**THE EXERCISE**. Count how many lines of the data include "from". The answer is that number and nothing else.

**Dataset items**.
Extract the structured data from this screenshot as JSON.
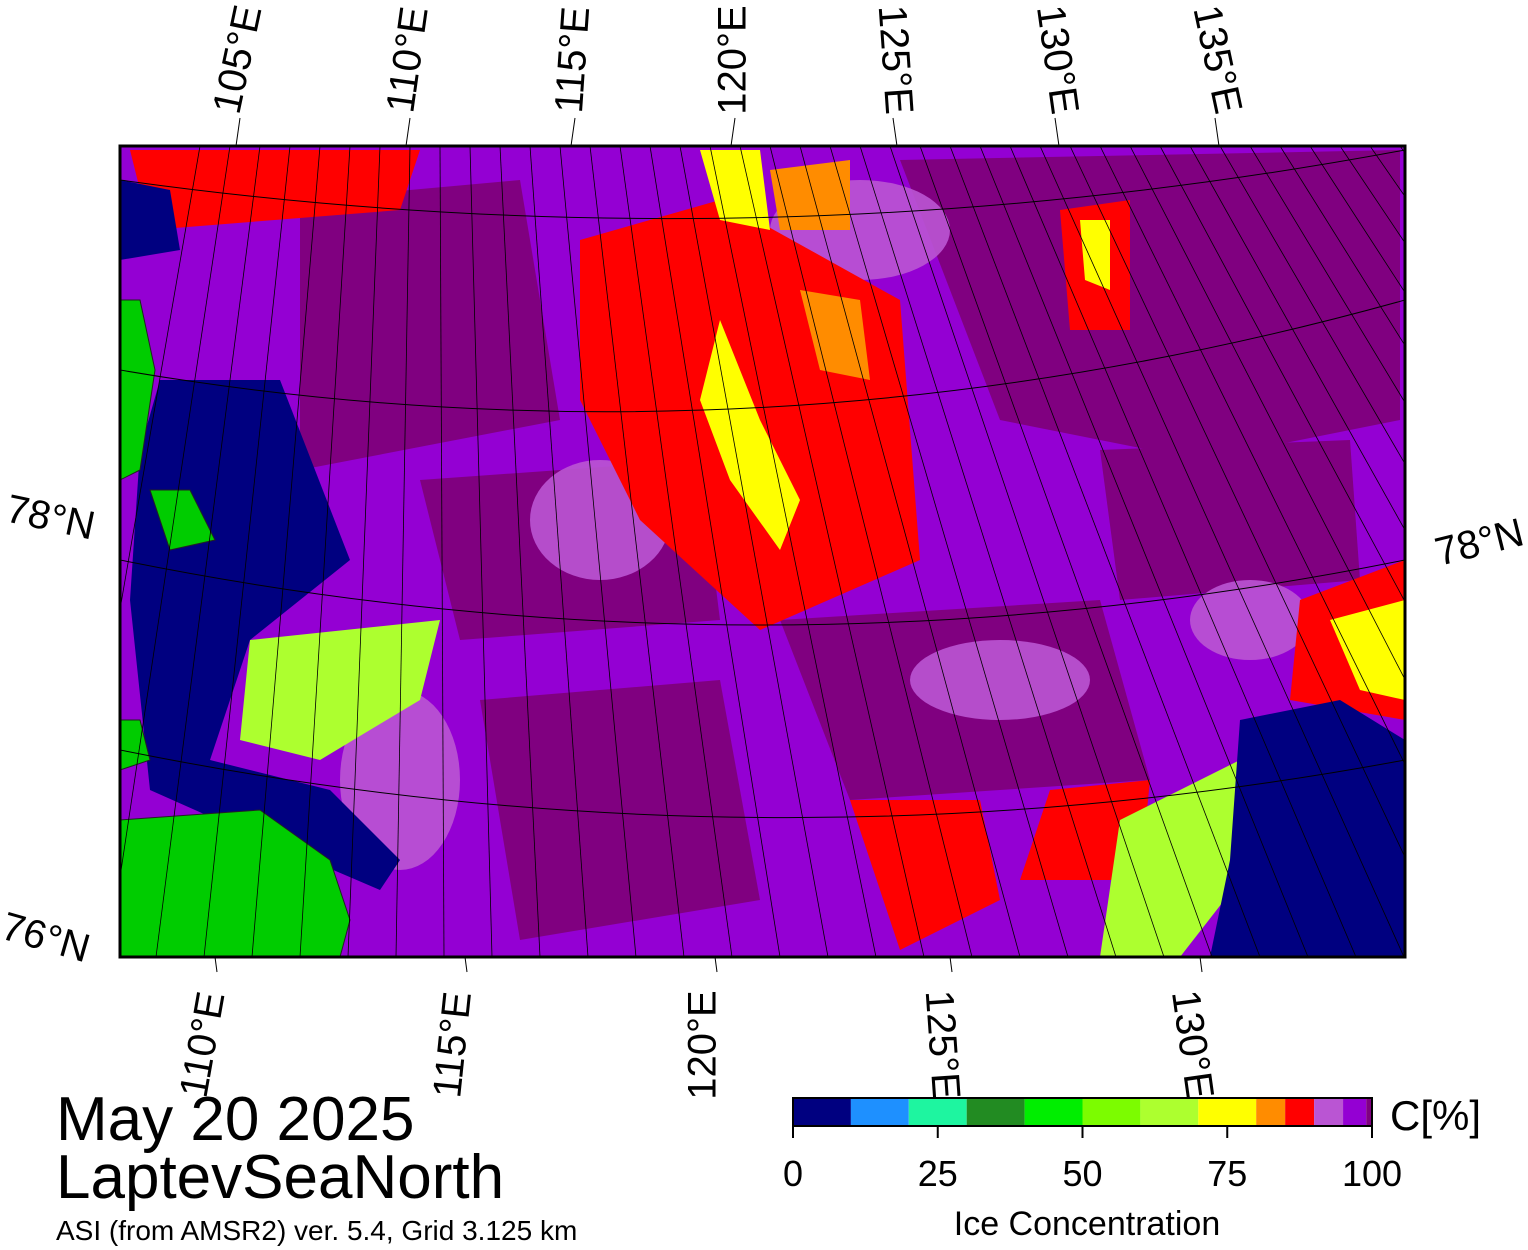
{
  "map": {
    "top_labels": [
      "105°E",
      "110°E",
      "115°E",
      "120°E",
      "125°E",
      "130°E",
      "135°E"
    ],
    "bottom_labels": [
      "110°E",
      "115°E",
      "120°E",
      "125°E",
      "130°E"
    ],
    "left_labels": [
      "78°N",
      "76°N"
    ],
    "right_labels": [
      "78°N"
    ]
  },
  "caption": {
    "date": "May 20 2025",
    "region": "LaptevSeaNorth",
    "subtitle": "ASI (from AMSR2) ver. 5.4,  Grid 3.125 km"
  },
  "colorbar": {
    "label": "C[%]",
    "title": "Ice Concentration",
    "bins": [
      0,
      10,
      20,
      30,
      40,
      50,
      60,
      70,
      80,
      85,
      90,
      95,
      99,
      100
    ],
    "colors": [
      "#000080",
      "#1e90ff",
      "#1ef5a0",
      "#228b22",
      "#00ee00",
      "#7cfc00",
      "#adff2f",
      "#ffff00",
      "#ff8c00",
      "#ff0000",
      "#ba55d3",
      "#9400d3",
      "#800080"
    ],
    "ticks": [
      0,
      25,
      50,
      75,
      100
    ]
  }
}
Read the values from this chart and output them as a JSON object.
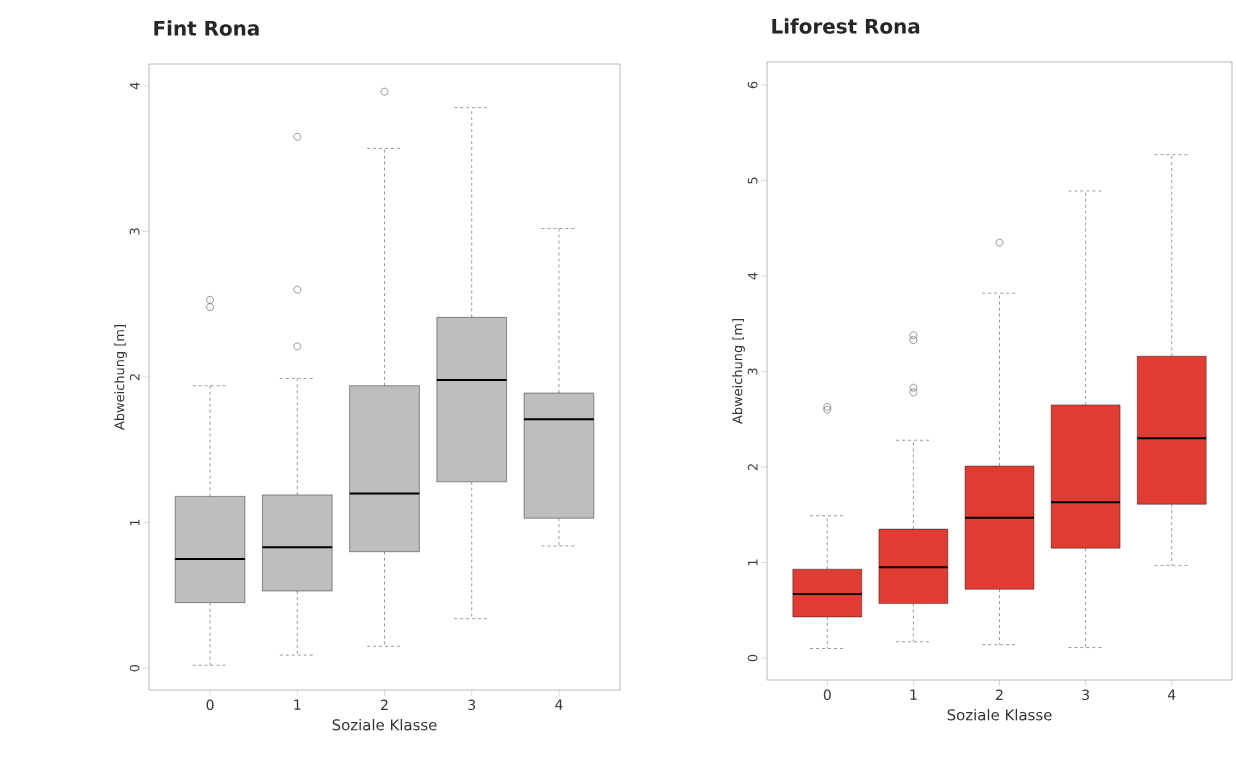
{
  "chart_data": [
    {
      "type": "box",
      "title": "Fint Rona",
      "xlabel": "Soziale Klasse",
      "ylabel": "Abweichung [m]",
      "categories": [
        "0",
        "1",
        "2",
        "3",
        "4"
      ],
      "color": "#bcbec0",
      "line_style": "dashed",
      "marker": "circle",
      "ylim": [
        -0.15,
        4.15
      ],
      "yticks": [
        0,
        1,
        2,
        3,
        4
      ],
      "boxes": [
        {
          "low": 0.02,
          "q1": 0.45,
          "median": 0.75,
          "q3": 1.18,
          "high": 1.94,
          "outliers": [
            2.48,
            2.53
          ]
        },
        {
          "low": 0.09,
          "q1": 0.53,
          "median": 0.83,
          "q3": 1.19,
          "high": 1.99,
          "outliers": [
            2.21,
            2.6,
            3.65
          ]
        },
        {
          "low": 0.15,
          "q1": 0.8,
          "median": 1.2,
          "q3": 1.94,
          "high": 3.57,
          "outliers": [
            3.96
          ]
        },
        {
          "low": 0.34,
          "q1": 1.28,
          "median": 1.98,
          "q3": 2.41,
          "high": 3.85
        },
        {
          "low": 0.84,
          "q1": 1.03,
          "median": 1.71,
          "q3": 1.89,
          "high": 3.02
        }
      ]
    },
    {
      "type": "box",
      "title": "Liforest Rona",
      "xlabel": "Soziale Klasse",
      "ylabel": "Abweichung [m]",
      "categories": [
        "0",
        "1",
        "2",
        "3",
        "4"
      ],
      "color": "#e03c32",
      "line_style": "dashed",
      "marker": "circle",
      "ylim": [
        -0.23,
        6.24
      ],
      "yticks": [
        0,
        1,
        2,
        3,
        4,
        5,
        6
      ],
      "boxes": [
        {
          "low": 0.1,
          "q1": 0.43,
          "median": 0.67,
          "q3": 0.93,
          "high": 1.49,
          "outliers": [
            2.6,
            2.63
          ]
        },
        {
          "low": 0.17,
          "q1": 0.57,
          "median": 0.95,
          "q3": 1.35,
          "high": 2.28,
          "outliers": [
            2.78,
            2.83,
            3.33,
            3.38
          ]
        },
        {
          "low": 0.14,
          "q1": 0.72,
          "median": 1.47,
          "q3": 2.01,
          "high": 3.82,
          "outliers": [
            4.35
          ]
        },
        {
          "low": 0.11,
          "q1": 1.15,
          "median": 1.63,
          "q3": 2.65,
          "high": 4.89
        },
        {
          "low": 0.97,
          "q1": 1.61,
          "median": 2.3,
          "q3": 3.16,
          "high": 5.27
        }
      ]
    }
  ]
}
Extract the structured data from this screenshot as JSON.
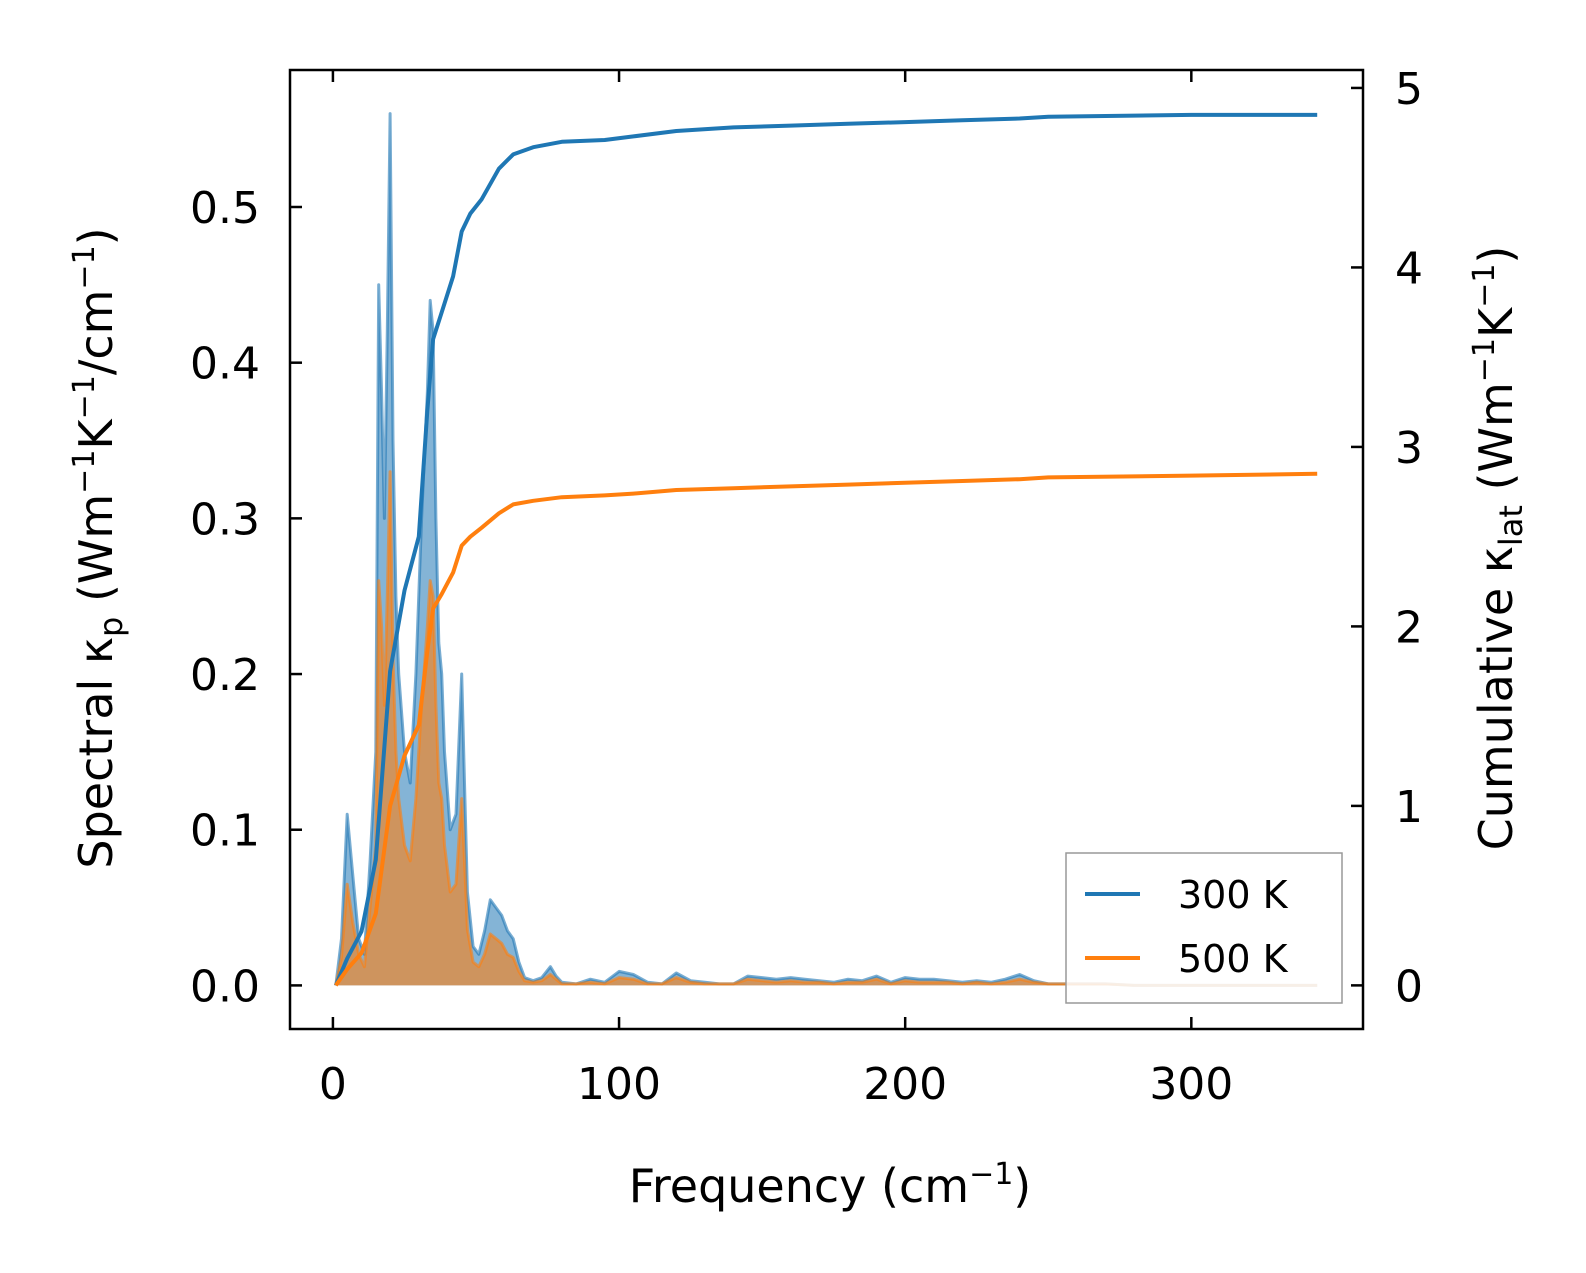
{
  "chart_data": {
    "type": "line",
    "subtypes": [
      "area",
      "line"
    ],
    "xlabel": "Frequency (cm⁻¹)",
    "ylabel_left": "Spectral κp (Wm⁻¹K⁻¹/cm⁻¹)",
    "ylabel_right": "Cumulative κlat (Wm⁻¹K⁻¹)",
    "xlim": [
      -15,
      360
    ],
    "ylim_left": [
      -0.028,
      0.588
    ],
    "ylim_right": [
      -0.243,
      5.1
    ],
    "x_ticks": [
      0,
      100,
      200,
      300
    ],
    "x_tick_labels": [
      "0",
      "100",
      "200",
      "300"
    ],
    "y_left_ticks": [
      0.0,
      0.1,
      0.2,
      0.3,
      0.4,
      0.5
    ],
    "y_left_tick_labels": [
      "0.0",
      "0.1",
      "0.2",
      "0.3",
      "0.4",
      "0.5"
    ],
    "y_right_ticks": [
      0,
      1,
      2,
      3,
      4,
      5
    ],
    "y_right_tick_labels": [
      "0",
      "1",
      "2",
      "3",
      "4",
      "5"
    ],
    "legend": {
      "position": "lower right",
      "entries": [
        "300 K",
        "500 K"
      ]
    },
    "colors": {
      "300K": "#1f77b4",
      "500K": "#ff7f0e"
    },
    "spectral": {
      "axis": "left",
      "x": [
        1,
        3,
        5,
        7,
        9,
        11,
        13,
        15,
        16,
        17,
        18,
        19,
        20,
        21,
        22,
        23,
        25,
        27,
        29,
        31,
        33,
        34,
        35,
        36,
        37,
        38,
        39,
        41,
        43,
        45,
        46,
        47,
        49,
        51,
        53,
        55,
        57,
        59,
        61,
        63,
        65,
        67,
        70,
        73,
        76,
        78,
        80,
        85,
        90,
        95,
        100,
        105,
        110,
        115,
        120,
        125,
        130,
        135,
        140,
        145,
        150,
        155,
        160,
        165,
        170,
        175,
        180,
        185,
        190,
        195,
        200,
        205,
        210,
        215,
        220,
        225,
        230,
        235,
        240,
        245,
        250,
        260,
        270,
        280,
        290,
        300,
        310,
        320,
        330,
        340,
        344
      ],
      "series": [
        {
          "name": "300 K",
          "values": [
            0.0,
            0.03,
            0.11,
            0.07,
            0.03,
            0.02,
            0.08,
            0.15,
            0.45,
            0.38,
            0.3,
            0.42,
            0.56,
            0.35,
            0.25,
            0.2,
            0.15,
            0.13,
            0.2,
            0.3,
            0.38,
            0.44,
            0.42,
            0.3,
            0.22,
            0.2,
            0.15,
            0.1,
            0.11,
            0.2,
            0.13,
            0.06,
            0.025,
            0.02,
            0.035,
            0.055,
            0.05,
            0.045,
            0.035,
            0.03,
            0.015,
            0.005,
            0.003,
            0.005,
            0.012,
            0.006,
            0.002,
            0.001,
            0.004,
            0.002,
            0.009,
            0.007,
            0.002,
            0.001,
            0.008,
            0.003,
            0.002,
            0.001,
            0.001,
            0.006,
            0.005,
            0.004,
            0.005,
            0.004,
            0.003,
            0.002,
            0.004,
            0.003,
            0.006,
            0.002,
            0.005,
            0.004,
            0.004,
            0.003,
            0.002,
            0.003,
            0.002,
            0.004,
            0.007,
            0.003,
            0.001,
            0.001,
            0.001,
            0.0,
            0.0,
            0.0,
            0.0,
            0.0,
            0.0,
            0.0,
            0.0
          ]
        },
        {
          "name": "500 K",
          "values": [
            0.0,
            0.018,
            0.065,
            0.04,
            0.02,
            0.012,
            0.05,
            0.09,
            0.26,
            0.23,
            0.18,
            0.25,
            0.33,
            0.21,
            0.15,
            0.12,
            0.09,
            0.08,
            0.12,
            0.18,
            0.23,
            0.26,
            0.25,
            0.18,
            0.13,
            0.12,
            0.09,
            0.06,
            0.065,
            0.12,
            0.08,
            0.036,
            0.015,
            0.012,
            0.02,
            0.033,
            0.03,
            0.027,
            0.02,
            0.018,
            0.009,
            0.003,
            0.002,
            0.003,
            0.007,
            0.004,
            0.001,
            0.001,
            0.002,
            0.001,
            0.005,
            0.004,
            0.001,
            0.001,
            0.005,
            0.002,
            0.001,
            0.001,
            0.001,
            0.004,
            0.003,
            0.002,
            0.003,
            0.002,
            0.002,
            0.001,
            0.002,
            0.002,
            0.004,
            0.001,
            0.003,
            0.002,
            0.002,
            0.002,
            0.001,
            0.002,
            0.001,
            0.002,
            0.004,
            0.002,
            0.001,
            0.001,
            0.001,
            0.0,
            0.0,
            0.0,
            0.0,
            0.0,
            0.0,
            0.0,
            0.0
          ]
        }
      ]
    },
    "cumulative": {
      "axis": "right",
      "x": [
        1,
        5,
        10,
        15,
        20,
        25,
        30,
        33,
        35,
        38,
        42,
        45,
        48,
        52,
        58,
        63,
        70,
        80,
        95,
        105,
        120,
        140,
        160,
        180,
        200,
        220,
        240,
        250,
        300,
        344
      ],
      "series": [
        {
          "name": "300 K",
          "values": [
            0.0,
            0.15,
            0.3,
            0.7,
            1.75,
            2.2,
            2.5,
            3.2,
            3.6,
            3.75,
            3.95,
            4.2,
            4.3,
            4.38,
            4.55,
            4.63,
            4.67,
            4.7,
            4.71,
            4.73,
            4.76,
            4.78,
            4.79,
            4.8,
            4.81,
            4.82,
            4.83,
            4.84,
            4.85,
            4.85
          ]
        },
        {
          "name": "500 K",
          "values": [
            0.0,
            0.09,
            0.18,
            0.4,
            1.0,
            1.28,
            1.45,
            1.86,
            2.1,
            2.18,
            2.3,
            2.45,
            2.5,
            2.55,
            2.63,
            2.68,
            2.7,
            2.72,
            2.73,
            2.74,
            2.76,
            2.77,
            2.78,
            2.79,
            2.8,
            2.81,
            2.82,
            2.83,
            2.84,
            2.85
          ]
        }
      ]
    }
  }
}
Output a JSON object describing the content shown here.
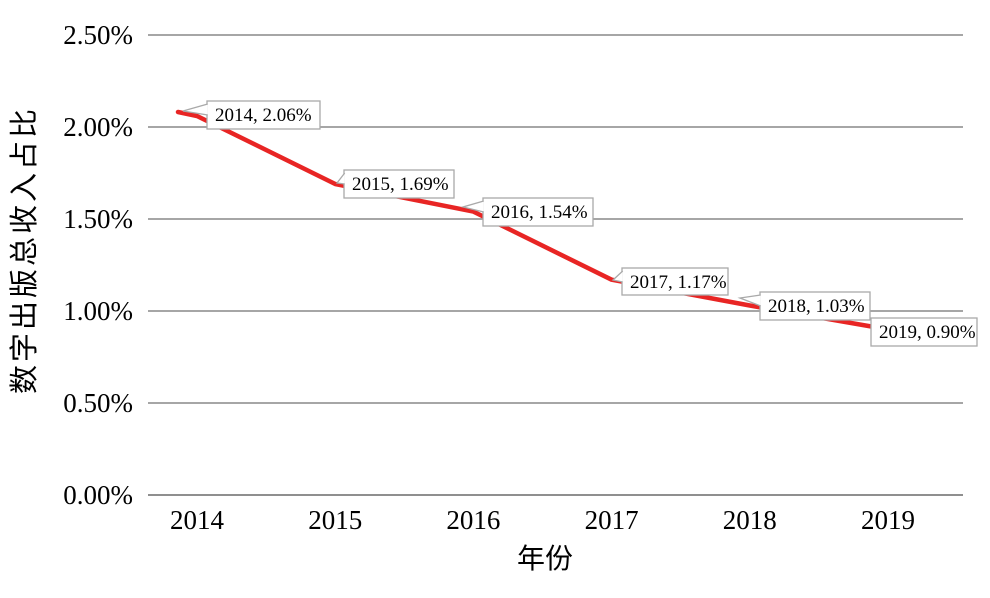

**WORKED SOLUTION**. 4